### Given task
The material below should be written out in full and exactly; pictures stay out of the copy.
— BEGIN Entries supplied —
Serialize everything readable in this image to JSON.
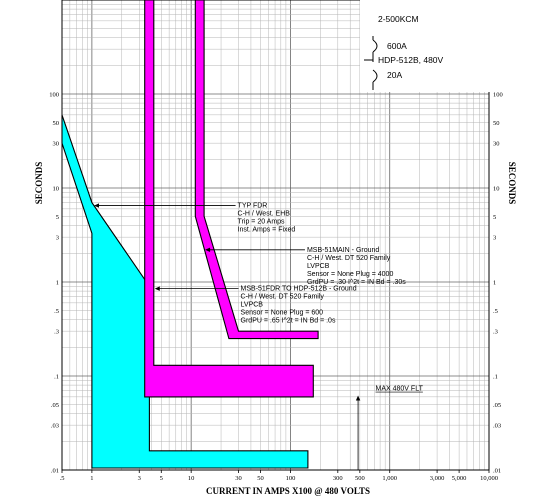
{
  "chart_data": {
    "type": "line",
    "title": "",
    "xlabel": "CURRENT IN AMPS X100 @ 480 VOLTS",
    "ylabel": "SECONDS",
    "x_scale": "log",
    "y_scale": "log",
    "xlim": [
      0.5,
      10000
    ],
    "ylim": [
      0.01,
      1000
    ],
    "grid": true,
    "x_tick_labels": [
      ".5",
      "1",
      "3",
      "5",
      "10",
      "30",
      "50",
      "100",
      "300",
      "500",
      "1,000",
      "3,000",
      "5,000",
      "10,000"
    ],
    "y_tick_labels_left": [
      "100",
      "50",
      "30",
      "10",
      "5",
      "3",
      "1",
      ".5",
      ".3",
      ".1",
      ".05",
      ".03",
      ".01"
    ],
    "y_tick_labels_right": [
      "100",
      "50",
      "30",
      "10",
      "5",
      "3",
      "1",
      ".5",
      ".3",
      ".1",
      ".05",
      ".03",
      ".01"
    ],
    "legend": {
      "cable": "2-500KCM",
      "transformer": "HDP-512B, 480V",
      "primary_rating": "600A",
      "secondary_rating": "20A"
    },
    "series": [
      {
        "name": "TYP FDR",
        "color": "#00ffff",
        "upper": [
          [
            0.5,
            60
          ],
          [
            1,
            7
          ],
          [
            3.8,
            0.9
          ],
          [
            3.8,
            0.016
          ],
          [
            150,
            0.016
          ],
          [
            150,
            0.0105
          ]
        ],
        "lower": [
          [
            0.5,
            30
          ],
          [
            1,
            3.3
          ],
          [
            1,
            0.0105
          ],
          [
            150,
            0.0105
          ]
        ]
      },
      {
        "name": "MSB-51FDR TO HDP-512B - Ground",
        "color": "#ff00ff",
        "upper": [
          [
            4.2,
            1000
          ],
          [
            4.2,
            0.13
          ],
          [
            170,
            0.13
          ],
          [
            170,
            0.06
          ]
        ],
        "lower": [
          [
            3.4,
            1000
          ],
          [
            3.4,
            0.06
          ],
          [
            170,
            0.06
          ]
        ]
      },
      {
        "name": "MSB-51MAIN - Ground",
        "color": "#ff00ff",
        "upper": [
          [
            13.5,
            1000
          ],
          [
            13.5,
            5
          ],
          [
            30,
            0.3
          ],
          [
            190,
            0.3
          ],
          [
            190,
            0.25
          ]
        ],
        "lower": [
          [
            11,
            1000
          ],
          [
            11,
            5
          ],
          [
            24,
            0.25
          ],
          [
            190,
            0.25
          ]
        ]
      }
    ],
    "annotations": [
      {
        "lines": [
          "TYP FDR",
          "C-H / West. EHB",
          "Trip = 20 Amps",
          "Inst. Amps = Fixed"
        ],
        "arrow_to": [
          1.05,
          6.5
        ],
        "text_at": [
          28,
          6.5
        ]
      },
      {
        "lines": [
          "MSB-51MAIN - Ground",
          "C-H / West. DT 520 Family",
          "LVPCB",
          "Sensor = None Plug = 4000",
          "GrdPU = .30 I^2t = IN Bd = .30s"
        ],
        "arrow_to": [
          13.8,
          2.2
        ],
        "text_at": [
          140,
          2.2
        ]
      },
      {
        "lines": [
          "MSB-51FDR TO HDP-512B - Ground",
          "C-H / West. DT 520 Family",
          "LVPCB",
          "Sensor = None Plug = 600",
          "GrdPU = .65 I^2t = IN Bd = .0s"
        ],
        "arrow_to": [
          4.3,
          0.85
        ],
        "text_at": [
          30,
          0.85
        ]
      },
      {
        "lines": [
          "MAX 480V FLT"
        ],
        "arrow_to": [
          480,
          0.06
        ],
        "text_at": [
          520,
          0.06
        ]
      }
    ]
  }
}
— END Entries supplied —
### Reply to the task
Serialize everything readable in this image to JSON.
{
  "chart_data": {
    "type": "line",
    "title": "",
    "xlabel": "CURRENT IN AMPS X100 @ 480 VOLTS",
    "ylabel": "SECONDS",
    "x_scale": "log",
    "y_scale": "log",
    "xlim": [
      0.5,
      10000
    ],
    "ylim": [
      0.01,
      1000
    ],
    "grid": true,
    "x_tick_labels": [
      ".5",
      "1",
      "3",
      "5",
      "10",
      "30",
      "50",
      "100",
      "300",
      "500",
      "1,000",
      "3,000",
      "5,000",
      "10,000"
    ],
    "y_tick_labels_left": [
      "100",
      "50",
      "30",
      "10",
      "5",
      "3",
      "1",
      ".5",
      ".3",
      ".1",
      ".05",
      ".03",
      ".01"
    ],
    "y_tick_labels_right": [
      "100",
      "50",
      "30",
      "10",
      "5",
      "3",
      "1",
      ".5",
      ".3",
      ".1",
      ".05",
      ".03",
      ".01"
    ],
    "legend": {
      "cable": "2-500KCM",
      "transformer": "HDP-512B, 480V",
      "primary_rating": "600A",
      "secondary_rating": "20A"
    },
    "series": [
      {
        "name": "TYP FDR",
        "color": "#00ffff",
        "upper": [
          [
            0.5,
            60
          ],
          [
            1,
            7
          ],
          [
            3.8,
            0.9
          ],
          [
            3.8,
            0.016
          ],
          [
            150,
            0.016
          ],
          [
            150,
            0.0105
          ]
        ],
        "lower": [
          [
            0.5,
            30
          ],
          [
            1,
            3.3
          ],
          [
            1,
            0.0105
          ],
          [
            150,
            0.0105
          ]
        ]
      },
      {
        "name": "MSB-51FDR TO HDP-512B - Ground",
        "color": "#ff00ff",
        "upper": [
          [
            4.2,
            1000
          ],
          [
            4.2,
            0.13
          ],
          [
            170,
            0.13
          ],
          [
            170,
            0.06
          ]
        ],
        "lower": [
          [
            3.4,
            1000
          ],
          [
            3.4,
            0.06
          ],
          [
            170,
            0.06
          ]
        ]
      },
      {
        "name": "MSB-51MAIN - Ground",
        "color": "#ff00ff",
        "upper": [
          [
            13.5,
            1000
          ],
          [
            13.5,
            5
          ],
          [
            30,
            0.3
          ],
          [
            190,
            0.3
          ],
          [
            190,
            0.25
          ]
        ],
        "lower": [
          [
            11,
            1000
          ],
          [
            11,
            5
          ],
          [
            24,
            0.25
          ],
          [
            190,
            0.25
          ]
        ]
      }
    ],
    "annotations": [
      {
        "lines": [
          "TYP FDR",
          "C-H / West. EHB",
          "Trip = 20 Amps",
          "Inst. Amps = Fixed"
        ],
        "arrow_to": [
          1.05,
          6.5
        ],
        "text_at": [
          28,
          6.5
        ]
      },
      {
        "lines": [
          "MSB-51MAIN - Ground",
          "C-H / West. DT 520 Family",
          "LVPCB",
          "Sensor = None Plug = 4000",
          "GrdPU = .30 I^2t = IN Bd = .30s"
        ],
        "arrow_to": [
          13.8,
          2.2
        ],
        "text_at": [
          140,
          2.2
        ]
      },
      {
        "lines": [
          "MSB-51FDR TO HDP-512B - Ground",
          "C-H / West. DT 520 Family",
          "LVPCB",
          "Sensor = None Plug = 600",
          "GrdPU = .65 I^2t = IN Bd = .0s"
        ],
        "arrow_to": [
          4.3,
          0.85
        ],
        "text_at": [
          30,
          0.85
        ]
      },
      {
        "lines": [
          "MAX 480V FLT"
        ],
        "arrow_to": [
          480,
          0.06
        ],
        "text_at": [
          520,
          0.06
        ]
      }
    ]
  }
}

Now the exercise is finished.